Print all of the lines exactly. Any picture among them stays out.

RECORDS SHOWN:
·····
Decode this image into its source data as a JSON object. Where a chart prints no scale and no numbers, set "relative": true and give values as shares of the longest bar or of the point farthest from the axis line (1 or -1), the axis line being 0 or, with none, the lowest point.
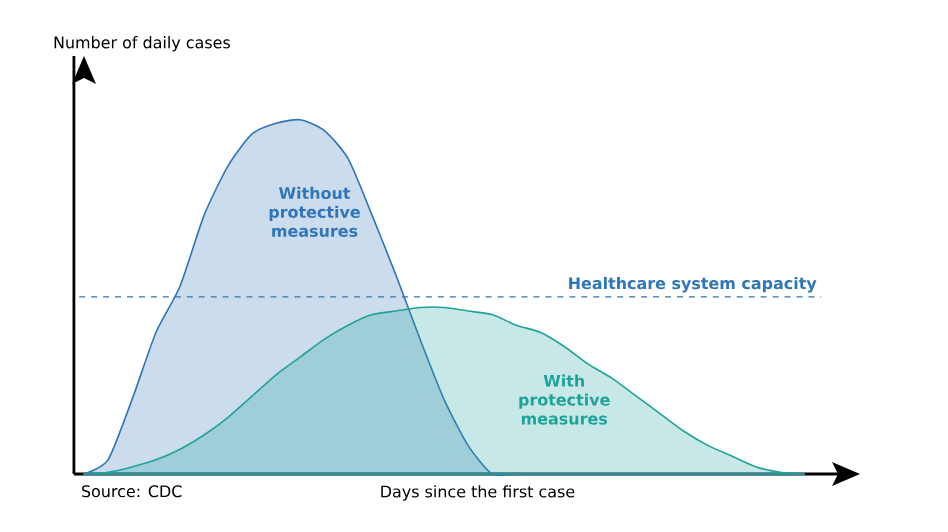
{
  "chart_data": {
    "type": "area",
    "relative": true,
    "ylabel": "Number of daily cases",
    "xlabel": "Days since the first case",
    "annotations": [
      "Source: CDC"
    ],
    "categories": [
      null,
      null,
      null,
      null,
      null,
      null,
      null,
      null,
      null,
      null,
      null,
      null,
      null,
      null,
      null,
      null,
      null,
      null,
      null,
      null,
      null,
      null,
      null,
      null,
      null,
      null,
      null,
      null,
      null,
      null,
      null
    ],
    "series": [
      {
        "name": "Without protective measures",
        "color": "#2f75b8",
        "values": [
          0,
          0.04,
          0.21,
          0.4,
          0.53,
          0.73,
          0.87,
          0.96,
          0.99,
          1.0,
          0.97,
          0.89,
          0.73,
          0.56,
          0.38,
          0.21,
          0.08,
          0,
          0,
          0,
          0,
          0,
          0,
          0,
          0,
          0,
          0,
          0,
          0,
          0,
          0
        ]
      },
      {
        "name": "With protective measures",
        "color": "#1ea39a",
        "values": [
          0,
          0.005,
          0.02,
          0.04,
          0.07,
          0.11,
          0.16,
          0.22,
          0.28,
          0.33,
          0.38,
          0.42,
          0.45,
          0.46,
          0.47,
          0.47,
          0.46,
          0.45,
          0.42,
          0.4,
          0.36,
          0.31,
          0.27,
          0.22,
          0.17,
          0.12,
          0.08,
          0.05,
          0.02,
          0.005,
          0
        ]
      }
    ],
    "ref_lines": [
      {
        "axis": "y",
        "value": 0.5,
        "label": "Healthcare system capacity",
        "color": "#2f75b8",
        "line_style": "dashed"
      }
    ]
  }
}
·····
TASK RESULT:
Decode this image into its source data as a JSON object. Where a chart prints no scale and no numbers, set "relative": true and give values as shares of the longest bar or of the point farthest from the axis line (1 or -1), the axis line being 0 or, with none, the lowest point.
{
  "chart_data": {
    "type": "area",
    "relative": true,
    "ylabel": "Number of daily cases",
    "xlabel": "Days since the first case",
    "annotations": [
      "Source: CDC"
    ],
    "categories": [
      null,
      null,
      null,
      null,
      null,
      null,
      null,
      null,
      null,
      null,
      null,
      null,
      null,
      null,
      null,
      null,
      null,
      null,
      null,
      null,
      null,
      null,
      null,
      null,
      null,
      null,
      null,
      null,
      null,
      null,
      null
    ],
    "series": [
      {
        "name": "Without protective measures",
        "color": "#2f75b8",
        "values": [
          0,
          0.04,
          0.21,
          0.4,
          0.53,
          0.73,
          0.87,
          0.96,
          0.99,
          1.0,
          0.97,
          0.89,
          0.73,
          0.56,
          0.38,
          0.21,
          0.08,
          0,
          0,
          0,
          0,
          0,
          0,
          0,
          0,
          0,
          0,
          0,
          0,
          0,
          0
        ]
      },
      {
        "name": "With protective measures",
        "color": "#1ea39a",
        "values": [
          0,
          0.005,
          0.02,
          0.04,
          0.07,
          0.11,
          0.16,
          0.22,
          0.28,
          0.33,
          0.38,
          0.42,
          0.45,
          0.46,
          0.47,
          0.47,
          0.46,
          0.45,
          0.42,
          0.4,
          0.36,
          0.31,
          0.27,
          0.22,
          0.17,
          0.12,
          0.08,
          0.05,
          0.02,
          0.005,
          0
        ]
      }
    ],
    "ref_lines": [
      {
        "axis": "y",
        "value": 0.5,
        "label": "Healthcare system capacity",
        "color": "#2f75b8",
        "line_style": "dashed"
      }
    ]
  }
}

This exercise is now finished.